Items from a dataset
%%

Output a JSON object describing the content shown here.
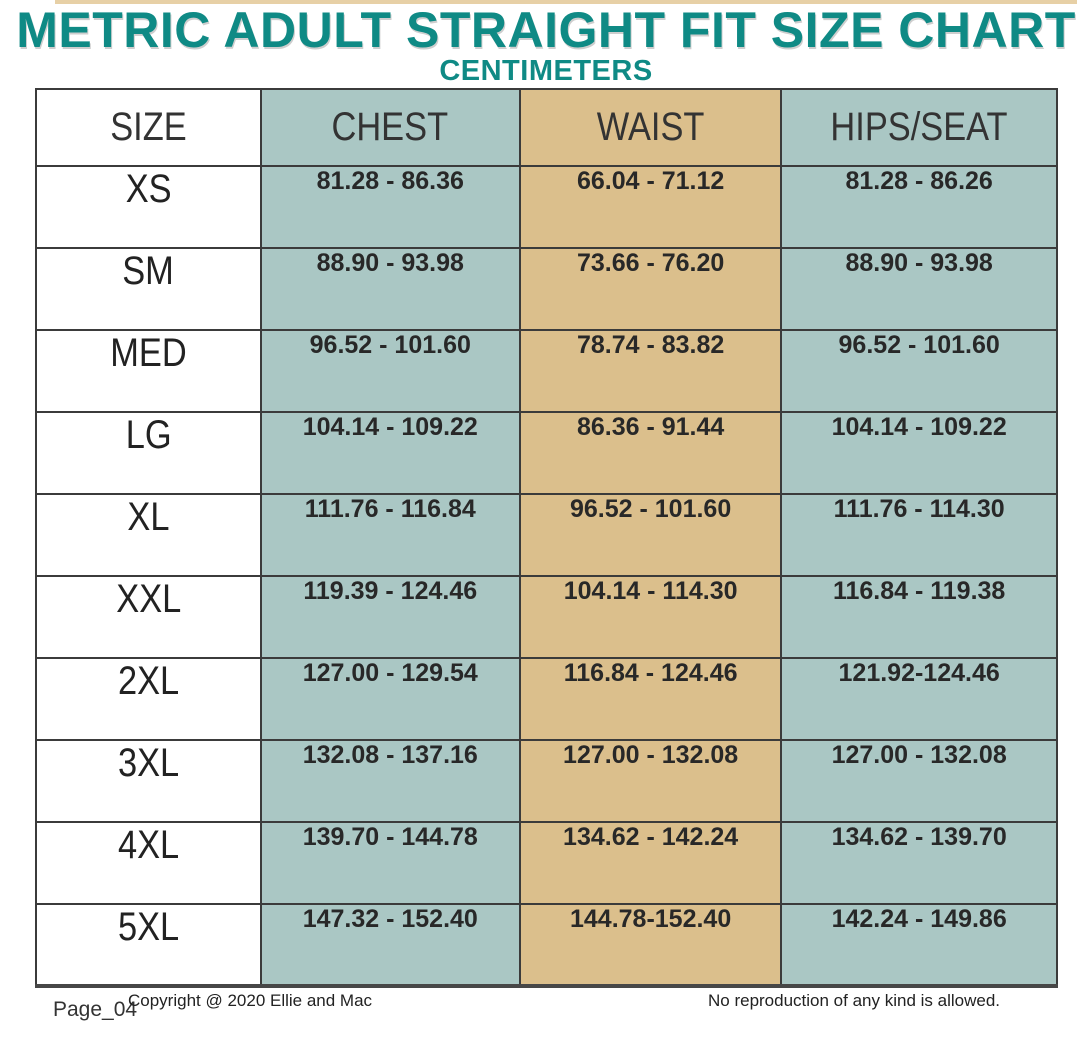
{
  "page": {
    "title": "METRIC ADULT STRAIGHT FIT SIZE CHART",
    "subtitle": "CENTIMETERS"
  },
  "colors": {
    "accent_teal": "#0f8a85",
    "column_blue": "#aac7c4",
    "column_tan": "#dbbf8c"
  },
  "table": {
    "headers": {
      "size": "SIZE",
      "chest": "CHEST",
      "waist": "WAIST",
      "hips": "HIPS/SEAT"
    },
    "rows": [
      {
        "size": "XS",
        "chest": "81.28 - 86.36",
        "waist": "66.04 - 71.12",
        "hips": "81.28 - 86.26"
      },
      {
        "size": "SM",
        "chest": "88.90 - 93.98",
        "waist": "73.66 - 76.20",
        "hips": "88.90 - 93.98"
      },
      {
        "size": "MED",
        "chest": "96.52 - 101.60",
        "waist": "78.74 - 83.82",
        "hips": "96.52 - 101.60"
      },
      {
        "size": "LG",
        "chest": "104.14 - 109.22",
        "waist": "86.36 - 91.44",
        "hips": "104.14 - 109.22"
      },
      {
        "size": "XL",
        "chest": "111.76 - 116.84",
        "waist": "96.52 - 101.60",
        "hips": "111.76 - 114.30"
      },
      {
        "size": "XXL",
        "chest": "119.39 - 124.46",
        "waist": "104.14 - 114.30",
        "hips": "116.84 - 119.38"
      },
      {
        "size": "2XL",
        "chest": "127.00 - 129.54",
        "waist": "116.84 - 124.46",
        "hips": "121.92-124.46"
      },
      {
        "size": "3XL",
        "chest": "132.08 - 137.16",
        "waist": "127.00 - 132.08",
        "hips": "127.00 - 132.08"
      },
      {
        "size": "4XL",
        "chest": "139.70 - 144.78",
        "waist": "134.62 - 142.24",
        "hips": "134.62 - 139.70"
      },
      {
        "size": "5XL",
        "chest": "147.32 - 152.40",
        "waist": "144.78-152.40",
        "hips": "142.24 - 149.86"
      }
    ]
  },
  "footer": {
    "page_label": "Page_04",
    "copyright": "Copyright @ 2020 Ellie and Mac",
    "notice": "No reproduction of any kind is allowed."
  }
}
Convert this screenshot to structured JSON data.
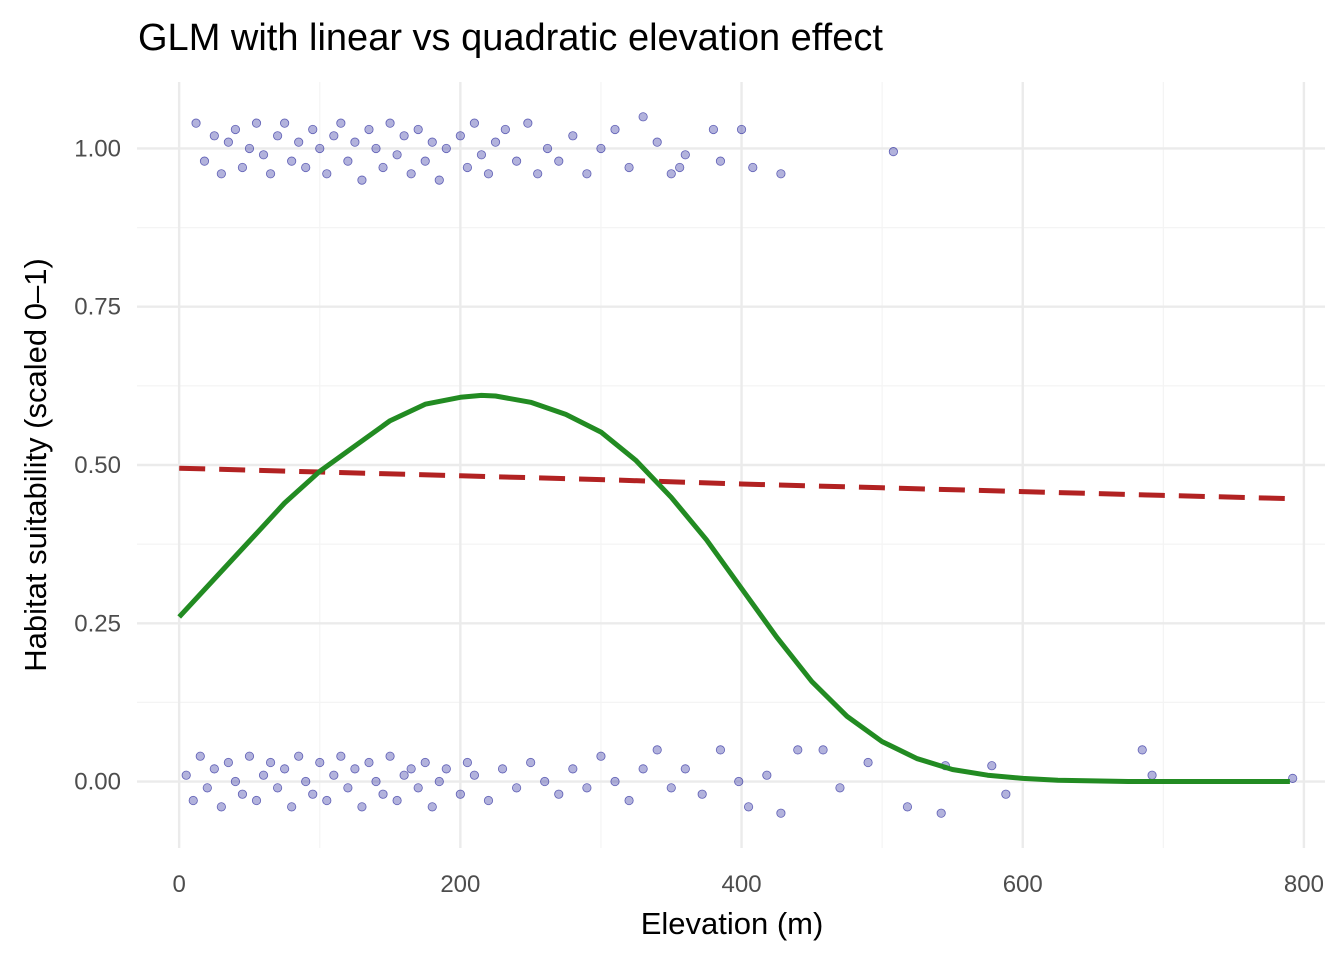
{
  "chart_data": {
    "type": "scatter",
    "title": "GLM with linear vs quadratic elevation effect",
    "xlabel": "Elevation (m)",
    "ylabel": "Habitat suitability (scaled 0–1)",
    "xlim": [
      -30,
      815
    ],
    "ylim": [
      -0.105,
      1.105
    ],
    "x_ticks": [
      0,
      200,
      400,
      600,
      800
    ],
    "x_tick_labels": [
      "0",
      "200",
      "400",
      "600",
      "800"
    ],
    "y_ticks": [
      0.0,
      0.25,
      0.5,
      0.75,
      1.0
    ],
    "y_tick_labels": [
      "0.00",
      "0.25",
      "0.50",
      "0.75",
      "1.00"
    ],
    "grid": true,
    "legend": "none",
    "series": [
      {
        "type": "scatter",
        "color": "#00008b",
        "opacity": 0.3,
        "points": [
          [
            12,
            1.04
          ],
          [
            18,
            0.98
          ],
          [
            25,
            1.02
          ],
          [
            30,
            0.96
          ],
          [
            35,
            1.01
          ],
          [
            40,
            1.03
          ],
          [
            45,
            0.97
          ],
          [
            50,
            1.0
          ],
          [
            55,
            1.04
          ],
          [
            60,
            0.99
          ],
          [
            65,
            0.96
          ],
          [
            70,
            1.02
          ],
          [
            75,
            1.04
          ],
          [
            80,
            0.98
          ],
          [
            85,
            1.01
          ],
          [
            90,
            0.97
          ],
          [
            95,
            1.03
          ],
          [
            100,
            1.0
          ],
          [
            105,
            0.96
          ],
          [
            110,
            1.02
          ],
          [
            115,
            1.04
          ],
          [
            120,
            0.98
          ],
          [
            125,
            1.01
          ],
          [
            130,
            0.95
          ],
          [
            135,
            1.03
          ],
          [
            140,
            1.0
          ],
          [
            145,
            0.97
          ],
          [
            150,
            1.04
          ],
          [
            155,
            0.99
          ],
          [
            160,
            1.02
          ],
          [
            165,
            0.96
          ],
          [
            170,
            1.03
          ],
          [
            175,
            0.98
          ],
          [
            180,
            1.01
          ],
          [
            185,
            0.95
          ],
          [
            190,
            1.0
          ],
          [
            200,
            1.02
          ],
          [
            205,
            0.97
          ],
          [
            210,
            1.04
          ],
          [
            215,
            0.99
          ],
          [
            220,
            0.96
          ],
          [
            225,
            1.01
          ],
          [
            232,
            1.03
          ],
          [
            240,
            0.98
          ],
          [
            248,
            1.04
          ],
          [
            255,
            0.96
          ],
          [
            262,
            1.0
          ],
          [
            270,
            0.98
          ],
          [
            280,
            1.02
          ],
          [
            290,
            0.96
          ],
          [
            300,
            1.0
          ],
          [
            310,
            1.03
          ],
          [
            320,
            0.97
          ],
          [
            330,
            1.05
          ],
          [
            340,
            1.01
          ],
          [
            350,
            0.96
          ],
          [
            356,
            0.97
          ],
          [
            360,
            0.99
          ],
          [
            380,
            1.03
          ],
          [
            385,
            0.98
          ],
          [
            400,
            1.03
          ],
          [
            408,
            0.97
          ],
          [
            428,
            0.96
          ],
          [
            508,
            0.995
          ],
          [
            5,
            0.01
          ],
          [
            10,
            -0.03
          ],
          [
            15,
            0.04
          ],
          [
            20,
            -0.01
          ],
          [
            25,
            0.02
          ],
          [
            30,
            -0.04
          ],
          [
            35,
            0.03
          ],
          [
            40,
            0.0
          ],
          [
            45,
            -0.02
          ],
          [
            50,
            0.04
          ],
          [
            55,
            -0.03
          ],
          [
            60,
            0.01
          ],
          [
            65,
            0.03
          ],
          [
            70,
            -0.01
          ],
          [
            75,
            0.02
          ],
          [
            80,
            -0.04
          ],
          [
            85,
            0.04
          ],
          [
            90,
            0.0
          ],
          [
            95,
            -0.02
          ],
          [
            100,
            0.03
          ],
          [
            105,
            -0.03
          ],
          [
            110,
            0.01
          ],
          [
            115,
            0.04
          ],
          [
            120,
            -0.01
          ],
          [
            125,
            0.02
          ],
          [
            130,
            -0.04
          ],
          [
            135,
            0.03
          ],
          [
            140,
            0.0
          ],
          [
            145,
            -0.02
          ],
          [
            150,
            0.04
          ],
          [
            155,
            -0.03
          ],
          [
            160,
            0.01
          ],
          [
            165,
            0.02
          ],
          [
            170,
            -0.01
          ],
          [
            175,
            0.03
          ],
          [
            180,
            -0.04
          ],
          [
            185,
            0.0
          ],
          [
            190,
            0.02
          ],
          [
            200,
            -0.02
          ],
          [
            205,
            0.03
          ],
          [
            210,
            0.01
          ],
          [
            220,
            -0.03
          ],
          [
            230,
            0.02
          ],
          [
            240,
            -0.01
          ],
          [
            250,
            0.03
          ],
          [
            260,
            0.0
          ],
          [
            270,
            -0.02
          ],
          [
            280,
            0.02
          ],
          [
            290,
            -0.01
          ],
          [
            300,
            0.04
          ],
          [
            310,
            0.0
          ],
          [
            320,
            -0.03
          ],
          [
            330,
            0.02
          ],
          [
            340,
            0.05
          ],
          [
            350,
            -0.01
          ],
          [
            360,
            0.02
          ],
          [
            372,
            -0.02
          ],
          [
            385,
            0.05
          ],
          [
            398,
            0.0
          ],
          [
            405,
            -0.04
          ],
          [
            418,
            0.01
          ],
          [
            428,
            -0.05
          ],
          [
            440,
            0.05
          ],
          [
            458,
            0.05
          ],
          [
            470,
            -0.01
          ],
          [
            490,
            0.03
          ],
          [
            518,
            -0.04
          ],
          [
            542,
            -0.05
          ],
          [
            545,
            0.025
          ],
          [
            578,
            0.025
          ],
          [
            588,
            -0.02
          ],
          [
            685,
            0.05
          ],
          [
            692,
            0.01
          ],
          [
            792,
            0.005
          ]
        ]
      },
      {
        "type": "line",
        "color": "#b22222",
        "dash": "dashed",
        "x": [
          0,
          100,
          200,
          300,
          400,
          500,
          600,
          700,
          790
        ],
        "y": [
          0.495,
          0.489,
          0.483,
          0.477,
          0.47,
          0.464,
          0.458,
          0.452,
          0.447
        ]
      },
      {
        "type": "line",
        "color": "#228b22",
        "dash": "solid",
        "x": [
          0,
          25,
          50,
          75,
          100,
          125,
          150,
          175,
          200,
          215,
          225,
          250,
          275,
          300,
          325,
          350,
          375,
          400,
          425,
          450,
          475,
          500,
          525,
          550,
          575,
          600,
          625,
          650,
          675,
          700,
          725,
          750,
          790
        ],
        "y": [
          0.26,
          0.32,
          0.38,
          0.44,
          0.49,
          0.53,
          0.57,
          0.596,
          0.607,
          0.61,
          0.609,
          0.599,
          0.58,
          0.552,
          0.507,
          0.449,
          0.382,
          0.305,
          0.228,
          0.158,
          0.103,
          0.063,
          0.036,
          0.019,
          0.01,
          0.005,
          0.002,
          0.001,
          0.0,
          0.0,
          0.0,
          0.0,
          0.0
        ]
      }
    ]
  }
}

%%

__Exercise brief__.
Select, from the listing, all lines that include the word "JSON".

__Right answer__.
Output a JSON object describing the content shown here.
Convert this screenshot to structured JSON data.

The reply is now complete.